━━━ Data ━━━

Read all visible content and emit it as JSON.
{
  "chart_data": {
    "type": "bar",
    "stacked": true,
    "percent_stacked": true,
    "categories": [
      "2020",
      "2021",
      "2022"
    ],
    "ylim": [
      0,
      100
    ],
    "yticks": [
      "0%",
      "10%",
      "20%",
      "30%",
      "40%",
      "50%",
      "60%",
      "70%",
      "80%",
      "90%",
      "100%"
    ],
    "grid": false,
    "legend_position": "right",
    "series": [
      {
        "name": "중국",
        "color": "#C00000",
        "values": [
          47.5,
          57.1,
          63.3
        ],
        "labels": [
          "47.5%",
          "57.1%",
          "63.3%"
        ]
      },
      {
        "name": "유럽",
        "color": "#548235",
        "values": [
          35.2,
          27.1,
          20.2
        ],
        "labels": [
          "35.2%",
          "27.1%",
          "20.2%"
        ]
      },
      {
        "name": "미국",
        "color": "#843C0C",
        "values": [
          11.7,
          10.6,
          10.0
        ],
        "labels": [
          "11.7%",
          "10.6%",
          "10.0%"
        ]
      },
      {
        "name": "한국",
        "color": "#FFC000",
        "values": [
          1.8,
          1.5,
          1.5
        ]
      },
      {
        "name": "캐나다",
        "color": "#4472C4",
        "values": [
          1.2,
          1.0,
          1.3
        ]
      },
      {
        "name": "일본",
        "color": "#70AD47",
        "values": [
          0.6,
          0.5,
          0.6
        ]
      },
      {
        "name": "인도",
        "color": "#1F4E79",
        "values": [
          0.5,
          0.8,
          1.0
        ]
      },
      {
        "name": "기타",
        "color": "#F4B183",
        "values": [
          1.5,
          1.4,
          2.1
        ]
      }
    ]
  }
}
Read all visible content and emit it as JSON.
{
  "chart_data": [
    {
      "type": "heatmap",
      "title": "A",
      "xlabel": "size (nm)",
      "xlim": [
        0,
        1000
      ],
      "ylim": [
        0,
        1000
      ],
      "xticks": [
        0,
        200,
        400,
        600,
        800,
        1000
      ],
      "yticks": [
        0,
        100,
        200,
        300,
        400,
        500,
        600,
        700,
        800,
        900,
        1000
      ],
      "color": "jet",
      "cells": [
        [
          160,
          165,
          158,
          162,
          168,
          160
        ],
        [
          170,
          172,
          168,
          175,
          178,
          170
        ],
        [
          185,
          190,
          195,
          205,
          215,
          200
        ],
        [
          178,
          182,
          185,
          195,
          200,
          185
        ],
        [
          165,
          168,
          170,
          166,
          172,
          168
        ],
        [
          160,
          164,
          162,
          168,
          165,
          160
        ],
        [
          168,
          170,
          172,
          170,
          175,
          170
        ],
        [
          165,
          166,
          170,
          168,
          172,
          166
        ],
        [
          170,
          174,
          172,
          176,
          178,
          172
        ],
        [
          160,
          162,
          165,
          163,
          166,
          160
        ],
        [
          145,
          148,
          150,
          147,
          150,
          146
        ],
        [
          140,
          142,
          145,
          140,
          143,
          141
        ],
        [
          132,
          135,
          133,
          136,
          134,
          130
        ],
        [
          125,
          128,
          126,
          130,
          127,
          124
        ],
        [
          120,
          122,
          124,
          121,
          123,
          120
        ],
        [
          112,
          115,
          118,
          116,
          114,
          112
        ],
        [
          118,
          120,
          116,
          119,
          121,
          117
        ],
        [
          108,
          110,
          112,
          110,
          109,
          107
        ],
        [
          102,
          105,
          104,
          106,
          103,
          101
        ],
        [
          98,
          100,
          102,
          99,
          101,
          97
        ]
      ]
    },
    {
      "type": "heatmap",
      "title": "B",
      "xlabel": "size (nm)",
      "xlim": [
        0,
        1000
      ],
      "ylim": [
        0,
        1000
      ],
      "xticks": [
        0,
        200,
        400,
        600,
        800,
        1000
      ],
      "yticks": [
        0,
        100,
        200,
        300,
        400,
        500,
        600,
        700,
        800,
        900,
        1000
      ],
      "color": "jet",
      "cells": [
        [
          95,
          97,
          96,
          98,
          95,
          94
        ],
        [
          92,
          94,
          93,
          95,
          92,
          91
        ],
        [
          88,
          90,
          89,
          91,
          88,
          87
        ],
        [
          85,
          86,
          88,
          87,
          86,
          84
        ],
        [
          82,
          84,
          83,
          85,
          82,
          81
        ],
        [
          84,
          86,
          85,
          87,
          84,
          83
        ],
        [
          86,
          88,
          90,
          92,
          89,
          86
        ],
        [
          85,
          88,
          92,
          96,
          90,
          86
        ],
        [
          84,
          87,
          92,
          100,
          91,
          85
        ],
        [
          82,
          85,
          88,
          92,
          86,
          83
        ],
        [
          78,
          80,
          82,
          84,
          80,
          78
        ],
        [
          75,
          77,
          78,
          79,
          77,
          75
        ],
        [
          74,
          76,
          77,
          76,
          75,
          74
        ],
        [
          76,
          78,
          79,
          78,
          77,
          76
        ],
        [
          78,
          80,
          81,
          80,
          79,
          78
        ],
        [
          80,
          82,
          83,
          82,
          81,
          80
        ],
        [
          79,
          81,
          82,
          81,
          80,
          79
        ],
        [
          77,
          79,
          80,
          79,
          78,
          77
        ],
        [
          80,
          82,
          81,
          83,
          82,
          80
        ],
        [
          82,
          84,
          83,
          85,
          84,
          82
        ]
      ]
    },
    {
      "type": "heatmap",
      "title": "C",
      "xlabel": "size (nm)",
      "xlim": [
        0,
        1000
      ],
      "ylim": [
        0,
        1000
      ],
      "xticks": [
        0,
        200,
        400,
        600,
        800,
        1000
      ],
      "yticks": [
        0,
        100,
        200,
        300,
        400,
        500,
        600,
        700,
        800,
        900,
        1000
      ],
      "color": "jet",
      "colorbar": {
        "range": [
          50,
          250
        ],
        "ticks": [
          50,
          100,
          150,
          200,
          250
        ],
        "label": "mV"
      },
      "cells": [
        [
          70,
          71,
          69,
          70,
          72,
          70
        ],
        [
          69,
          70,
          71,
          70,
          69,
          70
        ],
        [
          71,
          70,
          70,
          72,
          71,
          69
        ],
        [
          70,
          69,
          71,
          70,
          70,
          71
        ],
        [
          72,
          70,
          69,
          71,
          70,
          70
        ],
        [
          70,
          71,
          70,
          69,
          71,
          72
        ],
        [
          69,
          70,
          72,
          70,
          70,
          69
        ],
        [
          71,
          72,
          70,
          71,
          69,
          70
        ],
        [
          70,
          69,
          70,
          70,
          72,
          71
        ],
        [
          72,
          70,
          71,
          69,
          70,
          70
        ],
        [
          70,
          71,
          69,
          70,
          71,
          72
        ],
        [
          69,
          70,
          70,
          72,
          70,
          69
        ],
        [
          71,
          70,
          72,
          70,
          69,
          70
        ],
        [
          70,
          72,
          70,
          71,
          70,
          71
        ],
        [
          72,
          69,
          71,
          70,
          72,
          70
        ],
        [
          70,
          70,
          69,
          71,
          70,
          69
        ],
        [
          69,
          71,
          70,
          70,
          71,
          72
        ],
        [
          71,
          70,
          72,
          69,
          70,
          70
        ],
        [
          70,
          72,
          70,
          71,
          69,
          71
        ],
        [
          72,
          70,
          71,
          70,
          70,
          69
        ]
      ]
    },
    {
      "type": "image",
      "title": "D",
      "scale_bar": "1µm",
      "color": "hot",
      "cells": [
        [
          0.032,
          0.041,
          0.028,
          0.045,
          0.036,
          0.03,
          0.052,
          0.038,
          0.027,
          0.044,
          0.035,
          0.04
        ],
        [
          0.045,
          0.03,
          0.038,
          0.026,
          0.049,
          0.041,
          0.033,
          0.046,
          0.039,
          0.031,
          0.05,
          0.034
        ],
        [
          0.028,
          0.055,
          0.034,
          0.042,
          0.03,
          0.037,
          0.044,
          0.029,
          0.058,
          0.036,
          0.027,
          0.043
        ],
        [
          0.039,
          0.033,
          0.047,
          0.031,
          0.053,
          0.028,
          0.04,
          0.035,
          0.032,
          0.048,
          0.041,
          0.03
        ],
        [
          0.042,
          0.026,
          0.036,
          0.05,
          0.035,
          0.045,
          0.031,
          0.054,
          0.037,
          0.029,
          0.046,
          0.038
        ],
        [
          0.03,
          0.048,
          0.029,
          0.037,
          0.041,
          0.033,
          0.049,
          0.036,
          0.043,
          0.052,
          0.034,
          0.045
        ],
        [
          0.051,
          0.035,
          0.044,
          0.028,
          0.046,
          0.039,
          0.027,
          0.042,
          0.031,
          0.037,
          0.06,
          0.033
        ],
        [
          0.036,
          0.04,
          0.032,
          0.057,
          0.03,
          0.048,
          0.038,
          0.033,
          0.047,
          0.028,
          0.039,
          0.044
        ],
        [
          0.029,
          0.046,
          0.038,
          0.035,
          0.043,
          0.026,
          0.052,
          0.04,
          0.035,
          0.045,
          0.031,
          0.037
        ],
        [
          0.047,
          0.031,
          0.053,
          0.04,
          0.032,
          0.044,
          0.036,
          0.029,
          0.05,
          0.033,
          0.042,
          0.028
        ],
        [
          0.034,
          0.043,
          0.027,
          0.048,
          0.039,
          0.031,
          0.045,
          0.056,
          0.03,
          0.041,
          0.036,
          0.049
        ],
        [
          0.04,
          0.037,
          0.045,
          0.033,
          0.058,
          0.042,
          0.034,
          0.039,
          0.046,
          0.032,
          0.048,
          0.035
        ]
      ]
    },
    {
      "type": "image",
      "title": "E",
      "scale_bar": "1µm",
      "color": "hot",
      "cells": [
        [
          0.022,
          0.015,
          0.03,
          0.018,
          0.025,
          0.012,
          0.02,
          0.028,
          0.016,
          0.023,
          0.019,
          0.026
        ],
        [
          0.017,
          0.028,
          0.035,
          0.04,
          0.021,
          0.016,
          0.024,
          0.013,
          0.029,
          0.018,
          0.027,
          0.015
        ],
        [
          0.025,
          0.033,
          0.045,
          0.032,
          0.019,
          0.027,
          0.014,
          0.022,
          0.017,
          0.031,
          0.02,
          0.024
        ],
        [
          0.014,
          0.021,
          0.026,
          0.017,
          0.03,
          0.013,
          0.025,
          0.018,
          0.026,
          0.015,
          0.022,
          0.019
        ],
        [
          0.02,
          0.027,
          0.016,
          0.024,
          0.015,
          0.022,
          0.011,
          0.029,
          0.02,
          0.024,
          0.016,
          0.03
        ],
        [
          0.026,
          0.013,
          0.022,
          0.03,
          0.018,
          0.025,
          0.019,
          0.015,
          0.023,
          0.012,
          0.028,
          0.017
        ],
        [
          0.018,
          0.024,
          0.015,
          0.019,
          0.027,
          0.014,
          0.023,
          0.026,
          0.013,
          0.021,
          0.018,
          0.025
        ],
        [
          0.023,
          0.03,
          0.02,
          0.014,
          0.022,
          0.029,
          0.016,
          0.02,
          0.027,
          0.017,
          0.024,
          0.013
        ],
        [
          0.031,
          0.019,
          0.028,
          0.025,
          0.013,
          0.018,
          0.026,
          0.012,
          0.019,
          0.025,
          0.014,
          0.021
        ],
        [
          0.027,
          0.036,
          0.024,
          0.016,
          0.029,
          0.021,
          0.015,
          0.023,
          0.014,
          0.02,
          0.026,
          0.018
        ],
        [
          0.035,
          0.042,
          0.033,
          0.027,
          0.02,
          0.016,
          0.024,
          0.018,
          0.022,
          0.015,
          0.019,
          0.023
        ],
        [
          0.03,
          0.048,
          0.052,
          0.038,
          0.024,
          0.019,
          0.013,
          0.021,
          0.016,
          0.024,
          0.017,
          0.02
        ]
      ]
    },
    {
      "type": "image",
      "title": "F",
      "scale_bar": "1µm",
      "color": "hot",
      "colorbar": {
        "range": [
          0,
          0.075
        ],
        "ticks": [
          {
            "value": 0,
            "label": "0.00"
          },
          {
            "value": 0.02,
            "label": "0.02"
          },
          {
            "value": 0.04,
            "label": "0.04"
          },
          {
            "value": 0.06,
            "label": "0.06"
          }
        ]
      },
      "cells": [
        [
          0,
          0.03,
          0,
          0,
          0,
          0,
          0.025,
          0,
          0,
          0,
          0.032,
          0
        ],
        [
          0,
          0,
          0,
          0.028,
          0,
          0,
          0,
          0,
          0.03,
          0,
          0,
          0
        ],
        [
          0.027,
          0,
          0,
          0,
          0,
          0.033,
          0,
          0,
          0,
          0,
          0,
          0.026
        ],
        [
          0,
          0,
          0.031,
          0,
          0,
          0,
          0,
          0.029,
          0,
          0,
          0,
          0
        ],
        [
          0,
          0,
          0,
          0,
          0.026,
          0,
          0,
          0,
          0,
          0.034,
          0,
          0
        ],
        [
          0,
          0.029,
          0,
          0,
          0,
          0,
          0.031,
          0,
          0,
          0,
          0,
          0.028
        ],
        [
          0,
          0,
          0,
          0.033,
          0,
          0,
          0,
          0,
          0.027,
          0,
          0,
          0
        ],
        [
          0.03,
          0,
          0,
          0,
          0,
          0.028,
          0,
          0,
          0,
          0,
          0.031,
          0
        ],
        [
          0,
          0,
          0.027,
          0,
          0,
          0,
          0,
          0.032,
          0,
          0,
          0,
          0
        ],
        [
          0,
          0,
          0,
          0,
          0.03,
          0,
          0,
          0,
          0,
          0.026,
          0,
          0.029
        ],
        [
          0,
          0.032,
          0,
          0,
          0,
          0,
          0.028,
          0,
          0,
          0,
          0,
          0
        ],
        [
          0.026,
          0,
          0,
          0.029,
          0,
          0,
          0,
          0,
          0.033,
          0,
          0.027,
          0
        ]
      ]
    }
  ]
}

━━━

How many lines of the data hold the string "name"? Reply with the number alone.

8